Items from a dataset:
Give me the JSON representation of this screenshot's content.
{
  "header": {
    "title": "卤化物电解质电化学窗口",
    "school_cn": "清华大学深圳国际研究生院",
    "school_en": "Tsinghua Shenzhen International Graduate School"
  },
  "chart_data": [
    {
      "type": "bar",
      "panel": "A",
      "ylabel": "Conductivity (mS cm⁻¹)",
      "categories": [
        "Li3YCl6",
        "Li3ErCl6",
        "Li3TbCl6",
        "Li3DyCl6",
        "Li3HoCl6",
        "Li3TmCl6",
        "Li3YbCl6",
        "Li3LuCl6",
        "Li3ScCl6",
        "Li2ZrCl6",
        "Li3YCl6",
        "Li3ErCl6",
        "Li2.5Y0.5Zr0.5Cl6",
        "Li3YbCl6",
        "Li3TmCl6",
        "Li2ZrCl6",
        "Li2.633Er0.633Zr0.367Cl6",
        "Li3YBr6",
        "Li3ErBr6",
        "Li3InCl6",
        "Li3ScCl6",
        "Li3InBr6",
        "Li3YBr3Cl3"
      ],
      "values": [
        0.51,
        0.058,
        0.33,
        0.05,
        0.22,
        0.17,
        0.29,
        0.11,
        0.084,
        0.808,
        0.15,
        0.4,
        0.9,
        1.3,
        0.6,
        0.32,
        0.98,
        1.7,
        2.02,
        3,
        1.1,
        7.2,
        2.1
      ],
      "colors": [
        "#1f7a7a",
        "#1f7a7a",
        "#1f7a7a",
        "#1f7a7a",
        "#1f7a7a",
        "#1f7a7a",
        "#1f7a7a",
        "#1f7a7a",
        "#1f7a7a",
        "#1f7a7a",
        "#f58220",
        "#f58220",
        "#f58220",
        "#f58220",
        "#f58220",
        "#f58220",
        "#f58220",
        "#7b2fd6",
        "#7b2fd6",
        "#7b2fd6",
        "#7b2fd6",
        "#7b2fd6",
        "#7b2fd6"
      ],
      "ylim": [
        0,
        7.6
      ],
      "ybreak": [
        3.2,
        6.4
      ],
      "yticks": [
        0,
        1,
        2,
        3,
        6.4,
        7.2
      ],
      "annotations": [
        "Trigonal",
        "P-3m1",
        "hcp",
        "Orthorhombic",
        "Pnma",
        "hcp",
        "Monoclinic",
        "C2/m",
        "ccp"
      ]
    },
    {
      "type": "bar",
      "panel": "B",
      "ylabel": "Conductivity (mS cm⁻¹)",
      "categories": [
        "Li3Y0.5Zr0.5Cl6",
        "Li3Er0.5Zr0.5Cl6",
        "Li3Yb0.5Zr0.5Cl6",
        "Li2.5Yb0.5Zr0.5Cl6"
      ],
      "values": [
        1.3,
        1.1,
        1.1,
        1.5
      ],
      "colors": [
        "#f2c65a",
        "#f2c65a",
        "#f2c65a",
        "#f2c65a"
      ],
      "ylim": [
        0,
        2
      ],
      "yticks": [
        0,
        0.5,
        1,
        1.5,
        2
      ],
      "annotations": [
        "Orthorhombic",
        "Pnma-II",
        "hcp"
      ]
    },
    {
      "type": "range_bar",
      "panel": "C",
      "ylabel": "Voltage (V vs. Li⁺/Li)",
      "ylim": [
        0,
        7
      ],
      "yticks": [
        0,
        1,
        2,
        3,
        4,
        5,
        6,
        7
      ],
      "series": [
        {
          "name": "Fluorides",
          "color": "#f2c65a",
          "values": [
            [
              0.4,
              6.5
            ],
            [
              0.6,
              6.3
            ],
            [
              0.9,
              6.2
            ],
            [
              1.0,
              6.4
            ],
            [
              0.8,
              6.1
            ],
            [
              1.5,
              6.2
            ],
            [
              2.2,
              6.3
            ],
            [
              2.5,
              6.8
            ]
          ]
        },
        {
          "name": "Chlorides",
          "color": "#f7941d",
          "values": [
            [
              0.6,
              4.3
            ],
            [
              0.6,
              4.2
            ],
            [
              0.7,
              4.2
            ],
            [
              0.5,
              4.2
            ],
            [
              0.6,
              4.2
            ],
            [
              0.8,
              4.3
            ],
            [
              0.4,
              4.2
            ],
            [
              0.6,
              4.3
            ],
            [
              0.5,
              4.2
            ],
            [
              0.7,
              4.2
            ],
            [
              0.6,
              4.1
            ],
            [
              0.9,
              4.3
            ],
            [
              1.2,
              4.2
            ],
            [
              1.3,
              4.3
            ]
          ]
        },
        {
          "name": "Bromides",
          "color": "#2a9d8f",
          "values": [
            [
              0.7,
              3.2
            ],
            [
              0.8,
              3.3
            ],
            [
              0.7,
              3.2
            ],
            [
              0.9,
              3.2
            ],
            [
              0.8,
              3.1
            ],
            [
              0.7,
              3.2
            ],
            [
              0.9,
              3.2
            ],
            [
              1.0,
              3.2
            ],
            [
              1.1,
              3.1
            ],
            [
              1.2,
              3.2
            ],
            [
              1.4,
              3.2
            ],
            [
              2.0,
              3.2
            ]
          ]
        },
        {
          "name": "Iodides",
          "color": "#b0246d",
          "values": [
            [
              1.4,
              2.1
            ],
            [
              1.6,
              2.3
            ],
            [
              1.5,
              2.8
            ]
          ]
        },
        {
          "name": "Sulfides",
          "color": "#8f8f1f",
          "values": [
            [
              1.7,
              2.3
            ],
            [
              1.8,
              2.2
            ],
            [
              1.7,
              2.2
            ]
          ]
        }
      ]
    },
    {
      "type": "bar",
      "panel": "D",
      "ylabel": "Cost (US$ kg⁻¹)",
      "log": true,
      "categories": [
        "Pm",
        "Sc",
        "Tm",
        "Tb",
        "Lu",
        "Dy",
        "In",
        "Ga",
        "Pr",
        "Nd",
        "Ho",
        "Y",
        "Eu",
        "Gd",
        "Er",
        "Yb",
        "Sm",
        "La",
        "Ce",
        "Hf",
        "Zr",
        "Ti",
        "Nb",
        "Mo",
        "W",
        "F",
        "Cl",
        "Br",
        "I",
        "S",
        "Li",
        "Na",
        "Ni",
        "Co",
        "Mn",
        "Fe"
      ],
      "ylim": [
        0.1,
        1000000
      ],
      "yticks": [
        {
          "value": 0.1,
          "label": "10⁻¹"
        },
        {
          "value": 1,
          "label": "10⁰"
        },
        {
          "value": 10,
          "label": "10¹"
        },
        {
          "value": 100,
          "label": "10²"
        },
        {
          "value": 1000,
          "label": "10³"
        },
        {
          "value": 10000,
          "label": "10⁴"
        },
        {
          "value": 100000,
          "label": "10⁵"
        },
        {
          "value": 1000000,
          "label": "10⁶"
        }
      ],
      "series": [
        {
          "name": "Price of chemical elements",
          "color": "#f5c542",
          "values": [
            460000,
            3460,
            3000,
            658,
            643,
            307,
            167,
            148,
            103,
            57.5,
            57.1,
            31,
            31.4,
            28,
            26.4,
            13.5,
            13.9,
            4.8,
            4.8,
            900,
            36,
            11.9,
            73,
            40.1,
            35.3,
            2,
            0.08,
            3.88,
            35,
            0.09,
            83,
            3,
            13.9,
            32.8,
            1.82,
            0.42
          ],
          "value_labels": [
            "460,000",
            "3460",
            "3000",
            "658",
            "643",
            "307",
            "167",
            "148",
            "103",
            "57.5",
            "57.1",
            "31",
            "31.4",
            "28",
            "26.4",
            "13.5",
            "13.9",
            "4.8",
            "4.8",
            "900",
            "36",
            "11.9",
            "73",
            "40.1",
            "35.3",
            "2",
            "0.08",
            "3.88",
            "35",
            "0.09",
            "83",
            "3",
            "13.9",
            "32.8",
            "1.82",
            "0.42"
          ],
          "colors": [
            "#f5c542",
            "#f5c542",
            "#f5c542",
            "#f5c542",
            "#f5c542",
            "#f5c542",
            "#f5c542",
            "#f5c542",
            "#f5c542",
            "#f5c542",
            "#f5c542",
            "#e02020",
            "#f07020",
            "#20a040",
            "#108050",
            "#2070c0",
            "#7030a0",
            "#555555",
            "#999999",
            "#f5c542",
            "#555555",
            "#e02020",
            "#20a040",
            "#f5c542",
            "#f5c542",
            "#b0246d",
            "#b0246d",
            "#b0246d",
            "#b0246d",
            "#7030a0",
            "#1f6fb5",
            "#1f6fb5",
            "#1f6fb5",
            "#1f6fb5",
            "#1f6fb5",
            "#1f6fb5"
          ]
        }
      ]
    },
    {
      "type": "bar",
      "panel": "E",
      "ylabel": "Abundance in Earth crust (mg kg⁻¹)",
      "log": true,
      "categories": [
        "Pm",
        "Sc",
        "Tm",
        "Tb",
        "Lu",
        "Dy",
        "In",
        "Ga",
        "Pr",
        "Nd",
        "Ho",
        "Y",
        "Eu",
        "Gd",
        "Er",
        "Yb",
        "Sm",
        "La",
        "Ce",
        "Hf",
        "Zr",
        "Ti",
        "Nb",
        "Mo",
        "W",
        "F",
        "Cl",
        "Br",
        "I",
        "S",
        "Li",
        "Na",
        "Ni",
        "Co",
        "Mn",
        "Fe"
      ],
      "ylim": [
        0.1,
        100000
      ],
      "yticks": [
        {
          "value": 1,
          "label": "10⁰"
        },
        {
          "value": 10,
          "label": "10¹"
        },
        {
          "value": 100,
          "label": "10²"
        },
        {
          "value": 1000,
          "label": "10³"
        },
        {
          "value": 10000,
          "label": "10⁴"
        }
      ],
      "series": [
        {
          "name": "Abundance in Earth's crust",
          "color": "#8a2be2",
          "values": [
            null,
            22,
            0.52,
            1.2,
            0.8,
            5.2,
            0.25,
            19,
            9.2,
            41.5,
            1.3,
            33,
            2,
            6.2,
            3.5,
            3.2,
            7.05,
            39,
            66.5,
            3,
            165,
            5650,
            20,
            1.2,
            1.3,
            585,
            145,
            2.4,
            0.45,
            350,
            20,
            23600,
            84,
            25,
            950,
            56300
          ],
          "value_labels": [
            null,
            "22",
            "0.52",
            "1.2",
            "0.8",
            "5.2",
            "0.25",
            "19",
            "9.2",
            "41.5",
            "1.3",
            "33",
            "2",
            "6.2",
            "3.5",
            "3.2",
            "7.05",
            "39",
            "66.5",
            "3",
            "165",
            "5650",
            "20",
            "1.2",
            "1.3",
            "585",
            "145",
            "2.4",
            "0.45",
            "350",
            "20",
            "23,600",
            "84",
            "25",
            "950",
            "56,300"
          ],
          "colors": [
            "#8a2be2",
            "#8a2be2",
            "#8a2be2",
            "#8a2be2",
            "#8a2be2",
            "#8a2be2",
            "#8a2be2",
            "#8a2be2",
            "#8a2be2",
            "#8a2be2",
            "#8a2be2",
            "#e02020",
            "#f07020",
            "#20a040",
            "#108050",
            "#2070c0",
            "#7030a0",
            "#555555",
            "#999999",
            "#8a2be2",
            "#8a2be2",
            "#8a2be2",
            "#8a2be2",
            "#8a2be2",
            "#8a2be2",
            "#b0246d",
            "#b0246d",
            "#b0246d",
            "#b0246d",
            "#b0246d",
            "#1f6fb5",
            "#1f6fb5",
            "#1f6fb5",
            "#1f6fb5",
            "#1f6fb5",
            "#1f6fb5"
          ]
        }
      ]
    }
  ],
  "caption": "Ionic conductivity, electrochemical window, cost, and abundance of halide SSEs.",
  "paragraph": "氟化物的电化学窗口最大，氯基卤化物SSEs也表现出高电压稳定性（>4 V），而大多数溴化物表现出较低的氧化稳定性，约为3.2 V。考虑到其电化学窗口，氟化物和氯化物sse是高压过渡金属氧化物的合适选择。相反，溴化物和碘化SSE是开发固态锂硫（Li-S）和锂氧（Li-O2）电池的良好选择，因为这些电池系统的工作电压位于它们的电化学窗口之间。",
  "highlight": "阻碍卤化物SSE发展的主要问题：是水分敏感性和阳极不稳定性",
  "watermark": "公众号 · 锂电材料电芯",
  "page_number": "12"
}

WHAT IS REQUIRED: Copy out each line in the preceding records that contains "Earth".

WRITTEN REPLY:
      "ylabel": "Abundance in Earth crust (mg kg⁻¹)",
          "name": "Abundance in Earth's crust",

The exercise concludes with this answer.